Spatial layout entries
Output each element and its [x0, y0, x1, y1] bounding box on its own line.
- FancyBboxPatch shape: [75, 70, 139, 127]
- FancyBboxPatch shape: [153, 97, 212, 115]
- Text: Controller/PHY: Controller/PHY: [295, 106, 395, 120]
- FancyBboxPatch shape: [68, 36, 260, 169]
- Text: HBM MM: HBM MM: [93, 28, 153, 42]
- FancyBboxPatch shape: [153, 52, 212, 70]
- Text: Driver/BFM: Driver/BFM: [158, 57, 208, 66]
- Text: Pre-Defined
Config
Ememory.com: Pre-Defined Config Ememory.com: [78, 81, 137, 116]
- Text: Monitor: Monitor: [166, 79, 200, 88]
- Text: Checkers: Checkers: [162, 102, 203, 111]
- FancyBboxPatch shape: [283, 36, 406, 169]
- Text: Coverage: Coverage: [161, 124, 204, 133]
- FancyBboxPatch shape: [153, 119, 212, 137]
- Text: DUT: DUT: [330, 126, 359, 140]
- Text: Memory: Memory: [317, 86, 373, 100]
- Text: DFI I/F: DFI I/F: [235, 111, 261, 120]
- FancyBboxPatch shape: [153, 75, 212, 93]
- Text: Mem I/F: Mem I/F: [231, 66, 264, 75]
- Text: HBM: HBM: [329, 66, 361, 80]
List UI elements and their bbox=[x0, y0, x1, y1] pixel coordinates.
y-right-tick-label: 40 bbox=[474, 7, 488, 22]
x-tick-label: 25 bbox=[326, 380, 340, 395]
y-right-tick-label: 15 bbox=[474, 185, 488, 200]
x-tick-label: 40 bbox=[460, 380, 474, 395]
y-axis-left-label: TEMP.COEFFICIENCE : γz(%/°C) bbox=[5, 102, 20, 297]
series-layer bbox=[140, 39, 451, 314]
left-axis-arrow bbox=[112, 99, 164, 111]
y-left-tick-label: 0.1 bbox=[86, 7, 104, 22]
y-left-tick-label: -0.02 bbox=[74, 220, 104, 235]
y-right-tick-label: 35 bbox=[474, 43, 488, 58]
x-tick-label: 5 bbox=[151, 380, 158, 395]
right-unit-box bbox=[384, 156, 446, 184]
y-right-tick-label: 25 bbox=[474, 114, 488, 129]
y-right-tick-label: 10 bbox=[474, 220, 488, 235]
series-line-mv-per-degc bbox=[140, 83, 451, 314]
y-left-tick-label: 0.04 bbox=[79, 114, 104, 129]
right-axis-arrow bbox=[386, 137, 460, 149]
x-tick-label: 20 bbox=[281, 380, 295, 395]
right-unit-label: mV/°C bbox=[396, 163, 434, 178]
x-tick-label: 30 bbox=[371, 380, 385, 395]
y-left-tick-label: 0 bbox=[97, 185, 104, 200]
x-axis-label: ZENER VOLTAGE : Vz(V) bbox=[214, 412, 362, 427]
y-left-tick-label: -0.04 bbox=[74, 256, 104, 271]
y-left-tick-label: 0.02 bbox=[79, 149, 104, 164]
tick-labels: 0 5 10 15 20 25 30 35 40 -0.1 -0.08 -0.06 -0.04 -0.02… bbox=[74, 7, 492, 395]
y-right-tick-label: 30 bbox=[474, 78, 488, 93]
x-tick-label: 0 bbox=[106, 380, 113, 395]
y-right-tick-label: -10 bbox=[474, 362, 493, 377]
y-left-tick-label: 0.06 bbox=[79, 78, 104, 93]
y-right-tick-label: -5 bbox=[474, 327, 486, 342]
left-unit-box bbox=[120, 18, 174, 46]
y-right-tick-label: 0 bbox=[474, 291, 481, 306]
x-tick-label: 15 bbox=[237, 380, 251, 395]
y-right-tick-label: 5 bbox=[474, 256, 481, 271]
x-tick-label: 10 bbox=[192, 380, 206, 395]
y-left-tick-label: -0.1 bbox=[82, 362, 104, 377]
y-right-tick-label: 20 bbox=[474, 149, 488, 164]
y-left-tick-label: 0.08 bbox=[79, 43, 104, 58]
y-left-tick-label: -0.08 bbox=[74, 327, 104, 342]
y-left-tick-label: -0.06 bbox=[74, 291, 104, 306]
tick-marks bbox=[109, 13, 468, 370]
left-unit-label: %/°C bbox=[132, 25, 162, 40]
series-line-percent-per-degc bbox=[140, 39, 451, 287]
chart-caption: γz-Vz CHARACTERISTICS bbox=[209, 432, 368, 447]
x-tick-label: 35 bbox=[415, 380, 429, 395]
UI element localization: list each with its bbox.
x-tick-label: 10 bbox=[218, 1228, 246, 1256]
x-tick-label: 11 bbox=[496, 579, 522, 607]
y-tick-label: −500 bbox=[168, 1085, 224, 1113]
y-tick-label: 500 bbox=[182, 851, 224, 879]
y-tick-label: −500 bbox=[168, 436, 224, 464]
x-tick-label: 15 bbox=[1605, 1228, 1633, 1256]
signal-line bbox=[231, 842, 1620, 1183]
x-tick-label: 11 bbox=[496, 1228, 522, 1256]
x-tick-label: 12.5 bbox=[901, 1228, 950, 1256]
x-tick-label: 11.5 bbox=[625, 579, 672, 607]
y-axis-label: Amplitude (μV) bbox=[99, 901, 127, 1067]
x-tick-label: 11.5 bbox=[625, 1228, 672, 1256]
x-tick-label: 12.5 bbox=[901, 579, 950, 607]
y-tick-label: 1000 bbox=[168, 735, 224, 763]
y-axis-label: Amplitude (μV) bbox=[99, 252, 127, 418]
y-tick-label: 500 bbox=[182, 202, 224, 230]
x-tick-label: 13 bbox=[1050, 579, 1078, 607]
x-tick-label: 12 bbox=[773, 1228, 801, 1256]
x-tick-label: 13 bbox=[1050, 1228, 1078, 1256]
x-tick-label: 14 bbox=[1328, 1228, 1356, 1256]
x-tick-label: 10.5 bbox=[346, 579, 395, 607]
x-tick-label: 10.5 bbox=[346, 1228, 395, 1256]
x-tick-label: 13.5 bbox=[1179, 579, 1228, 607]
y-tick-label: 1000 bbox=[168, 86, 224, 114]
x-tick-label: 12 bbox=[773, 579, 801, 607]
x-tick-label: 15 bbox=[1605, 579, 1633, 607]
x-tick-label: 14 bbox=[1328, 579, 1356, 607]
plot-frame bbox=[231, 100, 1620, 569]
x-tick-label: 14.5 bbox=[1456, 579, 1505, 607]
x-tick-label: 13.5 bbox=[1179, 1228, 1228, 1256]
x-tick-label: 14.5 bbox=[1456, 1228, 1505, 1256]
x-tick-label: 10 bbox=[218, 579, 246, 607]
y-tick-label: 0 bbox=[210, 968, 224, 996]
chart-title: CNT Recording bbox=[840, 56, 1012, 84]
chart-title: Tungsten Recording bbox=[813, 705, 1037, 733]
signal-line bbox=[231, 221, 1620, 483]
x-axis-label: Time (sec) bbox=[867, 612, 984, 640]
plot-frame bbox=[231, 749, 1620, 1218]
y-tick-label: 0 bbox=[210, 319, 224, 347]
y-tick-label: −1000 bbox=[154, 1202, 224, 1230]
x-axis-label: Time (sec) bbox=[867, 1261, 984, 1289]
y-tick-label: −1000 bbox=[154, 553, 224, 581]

● DIRECTION
Arrange every line of the items above as a Markdown table with the columns "Row" and "Line," giving each line a row number and leaving out blank lines.

● TASK RESULT
| Row | Line |
|---|---|
| 1 | Output each element and its [x0, y0, x1, y1] bounding box on its own line. |
| 2 | - FancyBboxPatch shape: [75, 70, 139, 127] |
| 3 | - FancyBboxPatch shape: [153, 97, 212, 115] |
| 4 | - Text: Controller/PHY: Controller/PHY: [295, 106, 395, 120] |
| 5 | - FancyBboxPatch shape: [68, 36, 260, 169] |
| 6 | - Text: HBM MM: HBM MM: [93, 28, 153, 42] |
| 7 | - FancyBboxPatch shape: [153, 52, 212, 70] |
| 8 | - Text: Driver/BFM: Driver/BFM: [158, 57, 208, 66] |
| 9 | - Text: Pre-Defined |
| 10 | Config |
| 11 | Ememory.com: Pre-Defined Config Ememory.com: [78, 81, 137, 116] |
| 12 | - Text: Monitor: Monitor: [166, 79, 200, 88] |
| 13 | - Text: Checkers: Checkers: [162, 102, 203, 111] |
| 14 | - FancyBboxPatch shape: [283, 36, 406, 169] |
| 15 | - Text: Coverage: Coverage: [161, 124, 204, 133] |
| 16 | - FancyBboxPatch shape: [153, 119, 212, 137] |
| 17 | - Text: DUT: DUT: [330, 126, 359, 140] |
| 18 | - Text: Memory: Memory: [317, 86, 373, 100] |
| 19 | - Text: DFI I/F: DFI I/F: [235, 111, 261, 120] |
| 20 | - FancyBboxPatch shape: [153, 75, 212, 93] |
| 21 | - Text: Mem I/F: Mem I/F: [231, 66, 264, 75] |
| 22 | - Text: HBM: HBM: [329, 66, 361, 80] |
| 23 | List UI elements and their bbox=[x0, y0, x1, y1] pixel coordinates. |
| 24 | y-right-tick-label: 40 bbox=[474, 7, 488, 22] |
| 25 | x-tick-label: 25 bbox=[326, 380, 340, 395] |
| 26 | y-right-tick-label: 15 bbox=[474, 185, 488, 200] |
| 27 | x-tick-label: 40 bbox=[460, 380, 474, 395] |
| 28 | y-axis-left-label: TEMP.COEFFICIENCE : γz(%/°C) bbox=[5, 102, 20, 297] |
| 29 | series-layer bbox=[140, 39, 451, 314] |
| 30 | left-axis-arrow bbox=[112, 99, 164, 111] |
| 31 | y-left-tick-label: 0.1 bbox=[86, 7, 104, 22] |
| 32 | y-left-tick-label: -0.02 bbox=[74, 220, 104, 235] |
| 33 | y-right-tick-label: 35 bbox=[474, 43, 488, 58] |
| 34 | x-tick-label: 5 bbox=[151, 380, 158, 395] |
| 35 | right-unit-box bbox=[384, 156, 446, 184] |
| 36 | y-right-tick-label: 25 bbox=[474, 114, 488, 129] |
| 37 | y-right-tick-label: 10 bbox=[474, 220, 488, 235] |
| 38 | series-line-mv-per-degc bbox=[140, 83, 451, 314] |
| 39 | y-left-tick-label: 0.04 bbox=[79, 114, 104, 129] |
| 40 | right-axis-arrow bbox=[386, 137, 460, 149] |
| 41 | x-tick-label: 20 bbox=[281, 380, 295, 395] |
| 42 | right-unit-label: mV/°C bbox=[396, 163, 434, 178] |
| 43 | x-tick-label: 30 bbox=[371, 380, 385, 395] |
| 44 | y-left-tick-label: 0 bbox=[97, 185, 104, 200] |
| 45 | x-axis-label: ZENER VOLTAGE : Vz(V) bbox=[214, 412, 362, 427] |
| 46 | y-left-tick-label: -0.04 bbox=[74, 256, 104, 271] |
| 47 | y-left-tick-label: 0.02 bbox=[79, 149, 104, 164] |
| 48 | tick-labels: 0 5 10 15 20 25 30 35 40 -0.1 -0.08 -0.06 -0.04 -0.02… bbox=[74, 7, 492, 395] |
| 49 | y-right-tick-label: 30 bbox=[474, 78, 488, 93] |
| 50 | x-tick-label: 0 bbox=[106, 380, 113, 395] |
| 51 | y-right-tick-label: -10 bbox=[474, 362, 493, 377] |
| 52 | y-left-tick-label: 0.06 bbox=[79, 78, 104, 93] |
| 53 | y-right-tick-label: -5 bbox=[474, 327, 486, 342] |
| 54 | left-unit-box bbox=[120, 18, 174, 46] |
| 55 | y-right-tick-label: 0 bbox=[474, 291, 481, 306] |
| 56 | x-tick-label: 15 bbox=[237, 380, 251, 395] |
| 57 | y-right-tick-label: 5 bbox=[474, 256, 481, 271] |
| 58 | x-tick-label: 10 bbox=[192, 380, 206, 395] |
| 59 | y-left-tick-label: -0.1 bbox=[82, 362, 104, 377] |
| 60 | y-right-tick-label: 20 bbox=[474, 149, 488, 164] |
| 61 | y-left-tick-label: 0.08 bbox=[79, 43, 104, 58] |
| 62 | y-left-tick-label: -0.08 bbox=[74, 327, 104, 342] |
| 63 | y-left-tick-label: -0.06 bbox=[74, 291, 104, 306] |
| 64 | tick-marks bbox=[109, 13, 468, 370] |
| 65 | left-unit-label: %/°C bbox=[132, 25, 162, 40] |
| 66 | series-line-percent-per-degc bbox=[140, 39, 451, 287] |
| 67 | chart-caption: γz-Vz CHARACTERISTICS bbox=[209, 432, 368, 447] |
| 68 | x-tick-label: 35 bbox=[415, 380, 429, 395] |
| 69 | UI element localization: list each with its bbox. |
| 70 | x-tick-label: 10 bbox=[218, 1228, 246, 1256] |
| 71 | x-tick-label: 11 bbox=[496, 579, 522, 607] |
| 72 | y-tick-label: −500 bbox=[168, 1085, 224, 1113] |
| 73 | y-tick-label: 500 bbox=[182, 851, 224, 879] |
| 74 | y-tick-label: −500 bbox=[168, 436, 224, 464] |
| 75 | x-tick-label: 15 bbox=[1605, 1228, 1633, 1256] |
| 76 | signal-line bbox=[231, 842, 1620, 1183] |
| 77 | x-tick-label: 11 bbox=[496, 1228, 522, 1256] |
| 78 | x-tick-label: 12.5 bbox=[901, 1228, 950, 1256] |
| 79 | x-tick-label: 11.5 bbox=[625, 579, 672, 607] |
| 80 | y-axis-label: Amplitude (μV) bbox=[99, 901, 127, 1067] |
| 81 | x-tick-label: 11.5 bbox=[625, 1228, 672, 1256] |
| 82 | x-tick-label: 12.5 bbox=[901, 579, 950, 607] |
| 83 | y-tick-label: 1000 bbox=[168, 735, 224, 763] |
| 84 | y-axis-label: Amplitude (μV) bbox=[99, 252, 127, 418] |
| 85 | y-tick-label: 500 bbox=[182, 202, 224, 230] |
| 86 | x-tick-label: 13 bbox=[1050, 579, 1078, 607] |
| 87 | x-tick-label: 12 bbox=[773, 1228, 801, 1256] |
| 88 | x-tick-label: 13 bbox=[1050, 1228, 1078, 1256] |
| 89 | x-tick-label: 14 bbox=[1328, 1228, 1356, 1256] |
| 90 | x-tick-label: 10.5 bbox=[346, 579, 395, 607] |
| 91 | x-tick-label: 10.5 bbox=[346, 1228, 395, 1256] |
| 92 | x-tick-label: 13.5 bbox=[1179, 579, 1228, 607] |
| 93 | y-tick-label: 1000 bbox=[168, 86, 224, 114] |
| 94 | x-tick-label: 12 bbox=[773, 579, 801, 607] |
| 95 | x-tick-label: 15 bbox=[1605, 579, 1633, 607] |
| 96 | x-tick-label: 14 bbox=[1328, 579, 1356, 607] |
| 97 | plot-frame bbox=[231, 100, 1620, 569] |
| 98 | x-tick-label: 14.5 bbox=[1456, 579, 1505, 607] |
| 99 | x-tick-label: 13.5 bbox=[1179, 1228, 1228, 1256] |
| 100 | x-tick-label: 14.5 bbox=[1456, 1228, 1505, 1256] |
| 101 | x-tick-label: 10 bbox=[218, 579, 246, 607] |
| 102 | y-tick-label: 0 bbox=[210, 968, 224, 996] |
| 103 | chart-title: CNT Recording bbox=[840, 56, 1012, 84] |
| 104 | chart-title: Tungsten Recording bbox=[813, 705, 1037, 733] |
| 105 | signal-line bbox=[231, 221, 1620, 483] |
| 106 | x-axis-label: Time (sec) bbox=[867, 612, 984, 640] |
| 107 | plot-frame bbox=[231, 749, 1620, 1218] |
| 108 | y-tick-label: 0 bbox=[210, 319, 224, 347] |
| 109 | y-tick-label: −1000 bbox=[154, 1202, 224, 1230] |
| 110 | x-axis-label: Time (sec) bbox=[867, 1261, 984, 1289] |
| 111 | y-tick-label: −1000 bbox=[154, 553, 224, 581] |